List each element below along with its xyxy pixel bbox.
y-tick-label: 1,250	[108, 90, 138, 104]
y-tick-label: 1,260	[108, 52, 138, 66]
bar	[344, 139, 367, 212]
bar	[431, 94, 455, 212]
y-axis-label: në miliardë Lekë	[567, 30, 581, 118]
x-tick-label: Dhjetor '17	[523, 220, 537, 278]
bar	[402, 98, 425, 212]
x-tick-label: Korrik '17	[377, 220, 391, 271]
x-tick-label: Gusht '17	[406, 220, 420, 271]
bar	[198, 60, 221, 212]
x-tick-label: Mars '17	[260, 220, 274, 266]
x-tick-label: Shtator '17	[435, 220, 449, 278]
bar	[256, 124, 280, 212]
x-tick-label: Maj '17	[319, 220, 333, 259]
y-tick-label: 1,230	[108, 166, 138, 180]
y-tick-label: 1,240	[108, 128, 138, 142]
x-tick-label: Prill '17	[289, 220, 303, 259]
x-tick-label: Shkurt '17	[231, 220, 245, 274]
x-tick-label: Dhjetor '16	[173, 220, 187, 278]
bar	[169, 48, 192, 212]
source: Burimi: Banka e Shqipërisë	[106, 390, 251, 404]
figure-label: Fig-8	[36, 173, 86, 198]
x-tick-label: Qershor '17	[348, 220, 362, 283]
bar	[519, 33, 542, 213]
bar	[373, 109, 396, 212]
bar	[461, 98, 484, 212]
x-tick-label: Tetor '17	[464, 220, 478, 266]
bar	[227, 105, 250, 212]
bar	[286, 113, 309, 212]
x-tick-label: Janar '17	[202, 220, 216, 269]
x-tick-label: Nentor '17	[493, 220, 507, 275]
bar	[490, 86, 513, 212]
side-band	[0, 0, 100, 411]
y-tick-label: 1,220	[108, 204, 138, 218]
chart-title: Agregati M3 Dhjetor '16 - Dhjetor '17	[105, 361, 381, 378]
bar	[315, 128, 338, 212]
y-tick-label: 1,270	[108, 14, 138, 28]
-----
- _WHAT IS ASKED_
Starting from the top of the material, give each line through the one containing "220, 449, 278]" as a numbered list, leaving out any blank lines.

- _RESULT BELOW_
1. List each element below along with its xyxy pixel bbox.
2. y-tick-label: 1,250	[108, 90, 138, 104]
3. y-tick-label: 1,260	[108, 52, 138, 66]
4. bar	[344, 139, 367, 212]
5. bar	[431, 94, 455, 212]
6. y-axis-label: në miliardë Lekë	[567, 30, 581, 118]
7. x-tick-label: Dhjetor '17	[523, 220, 537, 278]
8. bar	[402, 98, 425, 212]
9. x-tick-label: Korrik '17	[377, 220, 391, 271]
10. x-tick-label: Gusht '17	[406, 220, 420, 271]
11. bar	[198, 60, 221, 212]
12. x-tick-label: Mars '17	[260, 220, 274, 266]
13. x-tick-label: Shtator '17	[435, 220, 449, 278]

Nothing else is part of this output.